Monday, May 14, 2012

Czech-Mate: Visiting a Friend in Prague

Getting to Prague is not easy, well not cheap.There is really no possible way to fly inexpensively from the UK to Prague. It was for this reason that I really debated whether or not to visit the city. I had always wanted to go to Prague it was close to the top of the list (This mental list changes constantly and includes almost every city in the World... I'm not picky, when it comes to travel!). However, after much thought and with a little convincing I decided I really should go, when else would I get to visit Prague? And, while it may be expensive it was certainly much less expensive than flying from the US. So with British Airways tickets booked I was ready to check another country off the list.

My flight arrived in Prague close to midnight, unfortunately meaning that very little exploration could take place. I travelled to Caitlin's flat and we decided to call it an early night so to take full advantage of the following day. Caitlin's flat is in an ideal location. Being on the north side of the river, she has excellent views of the castle and access to a vast number of restaurants and shops but is just far enough away from the largest tourist destinations. Her neighborhood is quiet and quaint but only minutes away from the busiest areas of Prague, it's really an ideal location. Prague's public transportation is incredibly impressive. A 24 hour transport ticket allows you full access to trams, metros, buses and even a funicular! And all this is located in a city that is immensely walkable. While I enjoyed the public transportation I always believe the best way to see a new city is on foot and Prague made this simple.

My first day in Prague consisted of wandering around the city with Caitlin. We walked to Charles Bridge, across Old Town, down King Wencelas Square, and down the river pathways before having an authentic Czech meal. Prague is absolutely gorgeous, it is described by many as Paris in miniature, which I believe to be a fairly apt depiction. Each and every building has something to add to the city, whether it be gargoyles, intricate facade carvings, murals, mosaics or elaborate statuary there is not a single plain building in the city. While I have lots of pictures from Prague the city is impossibly difficult to photograph, it is a place you simply have to visit to see. Also, my camera has truly transformed into a Scottish camera and has no idea how to photograph objects on a sunny day.

























Following our full day of exploration, Caitlin had made plans to attend an 80's/90's night at a local club. According to the ever trusty Lonely Planet guide book the people of Prague love their 80's/90's dance nights. The guidebook seemed confused by this passion. I, however, have no confusion whatsoever about this love. Who doesn't want to spend hours upon hours singing Tina Turner, doing the YMCA, and teaching Czech People the Cotton Eyed Joe? Because I did all of these things and had an amazing night.


 
 This is how excited I was about 80's/90's dance night!

_WHAT THE TASK REQUIRES_:
List every kind of decoration that the Prague travel post says the city's buildings have. The rows that follow aren't needed for anything here.

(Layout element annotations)
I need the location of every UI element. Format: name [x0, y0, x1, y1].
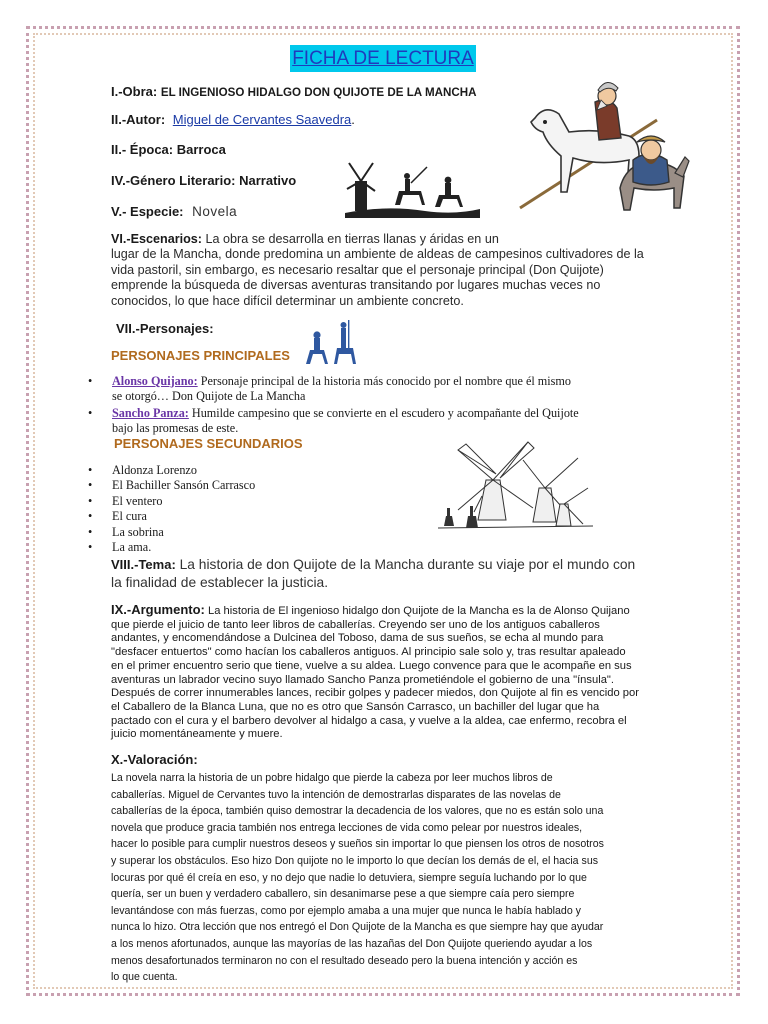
epoca-label: II.- Época:: [111, 142, 174, 157]
valoracion-line: quería, ser un buen y verdadero caballero, sin desanimarse pese a que siempre caía pero siempre: [111, 888, 575, 901]
valoracion-line: levantándose con más fuerzas, como por ejemplo amaba a una mujer que nunca le había hablado y: [111, 904, 581, 917]
secundarios-list: [88, 463, 255, 555]
escenarios-line: lugar de la Mancha, donde predomina un ambiente de aldeas de campesinos cultivadores de la: [111, 247, 644, 262]
valoracion-section: [111, 770, 671, 986]
escenarios-line: conocidos, lo que hace difícil determinar un ambiente concreto.: [111, 293, 464, 308]
list-item: [88, 374, 688, 405]
list-item: • El Bachiller Sansón Carrasco: [88, 478, 255, 493]
autor-row: [111, 112, 355, 127]
principales-heading: PERSONAJES PRINCIPALES: [111, 348, 290, 363]
genero-label: IV.-Género Literario:: [111, 173, 236, 188]
argumento-line: "desfacer entuertos" como hacían los caballeros antiguos. Al principio sale solo y, tras resultar apaleado: [111, 646, 626, 659]
list-item: • El cura: [88, 509, 255, 524]
page-title: FICHA DE LECTURA: [290, 45, 476, 72]
genero-value: Narrativo: [239, 173, 297, 188]
valoracion-line: caballerías. Miguel de Cervantes tuvo la intención de demostrarlas disparates de las novelas de: [111, 788, 561, 801]
escenarios-line: emprende la búsqueda de diversas aventuras transitando por lugares muchas veces no: [111, 278, 601, 293]
valoracion-label: X.-Valoración:: [111, 752, 198, 767]
character-desc: se otorgó… Don Quijote de La Mancha: [112, 389, 306, 404]
valoracion-line: novela que produce gracia también nos entrega lecciones de vida como pelear por nuestros ideales,: [111, 821, 583, 834]
argumento-line: en el primer encuentro serio que tiene, vuelve a su aldea. Luego convence para que le acompañe en sus: [111, 659, 632, 672]
autor-suffix: .: [351, 112, 355, 127]
character-desc: Personaje principal de la historia más conocido por el nombre que él mismo: [200, 374, 571, 388]
windmills-sketch-image: [438, 430, 593, 540]
especie-label: V.- Especie:: [111, 204, 184, 219]
argumento-line: aventuras un labrador vecino suyo llamado Sancho Panza prometiéndole el gobierno de una "ínsula".: [111, 673, 615, 686]
secundarios-heading: PERSONAJES SECUNDARIOS: [114, 436, 303, 451]
tema-section: [111, 556, 671, 592]
list-item: • La sobrina: [88, 525, 255, 540]
obra-value: EL INGENIOSO HIDALGO DON QUIJOTE DE LA MANCHA: [160, 86, 477, 99]
valoracion-line: caballerías de la época, también quiso demostrar la decadencia de los valores, que no es están solo una: [111, 805, 604, 818]
argumento-line: juicio momentáneamente y muere.: [111, 728, 283, 741]
argumento-line: andantes, y encomendándose a Dulcinea del Toboso, dama de sus sueños, se echa al mundo para: [111, 632, 604, 645]
character-name: Alonso Quijano:: [112, 374, 198, 388]
valoracion-line: locuras por qué él creía en eso, y no dejo que nadie lo detuviera, siempre seguía luchando por lo que: [111, 871, 587, 884]
argumento-line: pactado con el cura y el barbero devolver al hidalgo a casa, y vuelve a la aldea, cae enfermo, recobra el: [111, 714, 627, 727]
character-name: Sancho Panza:: [112, 405, 189, 420]
argumento-line1: La historia de El ingenioso hidalgo don Quijote de la Mancha es la de Alonso Quijano: [208, 605, 630, 617]
epoca-value: Barroca: [176, 142, 226, 157]
escenarios-line: vida pastoril, sin embargo, es necesario resaltar que el personaje principal (Don Quijote): [111, 262, 604, 277]
list-item: • El ventero: [88, 494, 255, 509]
obra-row: [111, 84, 476, 99]
list-item: • Aldonza Lorenzo: [88, 463, 255, 478]
valoracion-line: y superar los obstáculos. Eso hizo Don quijote no le importo lo que decían los demás de el, el hacia sus: [111, 854, 599, 867]
escenarios-line1: La obra se desarrolla en tierras llanas y áridas en un: [205, 232, 499, 246]
argumento-label: IX.-Argumento:: [111, 602, 205, 617]
valoracion-line: lo que cuenta.: [111, 971, 178, 984]
obra-label: I.-Obra:: [111, 84, 158, 99]
list-item: • La ama.: [88, 540, 255, 555]
tema-label: VIII.-Tema:: [111, 557, 176, 572]
list-item: [88, 406, 688, 437]
don-quijote-sancho-cartoon-image: [515, 78, 695, 238]
argumento-line: Después de correr innumerables lances, recibir golpes y padecer miedos, don Quijote al fin es vencido por: [111, 687, 639, 700]
autor-link[interactable]: Miguel de Cervantes Saavedra: [172, 112, 352, 127]
argumento-line: que pierde el juicio de tanto leer libros de caballerías. Creyendo ser uno de los antiguos caballeros: [111, 618, 600, 631]
epoca-row: [111, 142, 226, 157]
argumento-section: [111, 603, 671, 742]
argumento-line: el Caballero de la Blanca Luna, que no es otro que Sansón Carrasco, un bachiller del lugar que ha: [111, 700, 600, 713]
windmill-silhouette-image: [345, 153, 480, 218]
personajes-label: VII.-Personajes:: [116, 321, 214, 336]
especie-row: [111, 204, 237, 219]
valoracion-line: hacer lo posible para cumplir nuestros deseos y sueños sin importar lo que piensen los otros de nosotros: [111, 838, 604, 851]
autor-label: II.-Autor:: [111, 112, 166, 127]
escenarios-section: [111, 232, 671, 309]
tema-line1: La historia de don Quijote de la Mancha durante su viaje por el mundo con: [179, 557, 636, 572]
tema-line2: la finalidad de establecer la justicia.: [111, 575, 329, 590]
valoracion-line: menos desafortunados terminaron no con el resultado deseado pero la buena intención y acción es: [111, 954, 578, 967]
valoracion-line: a los menos afortunados, aunque las mayorías de las hazañas del Don Quijote queriendo ayudar a los: [111, 937, 593, 950]
valoracion-line: nunca lo hizo. Otra lección que nos entregó el Don Quijote de la Mancha es que siempre hay que ayudar: [111, 921, 604, 934]
escenarios-label: VI.-Escenarios:: [111, 232, 202, 246]
quijote-sancho-blue-silhouette-image: [304, 318, 360, 368]
principales-list: [88, 374, 688, 437]
character-desc: bajo las promesas de este.: [112, 421, 239, 436]
valoracion-line: La novela narra la historia de un pobre hidalgo que pierde la cabeza por leer muchos libros de: [111, 772, 553, 784]
genero-row: [111, 173, 296, 188]
character-desc: Humilde campesino que se convierte en el escudero y acompañante del Quijote: [191, 405, 579, 420]
especie-value: Novela: [192, 204, 238, 219]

_EXPECTED ANSWER_:
gargoyles, intricate facade carvings, murals, mosaics, elaborate statuary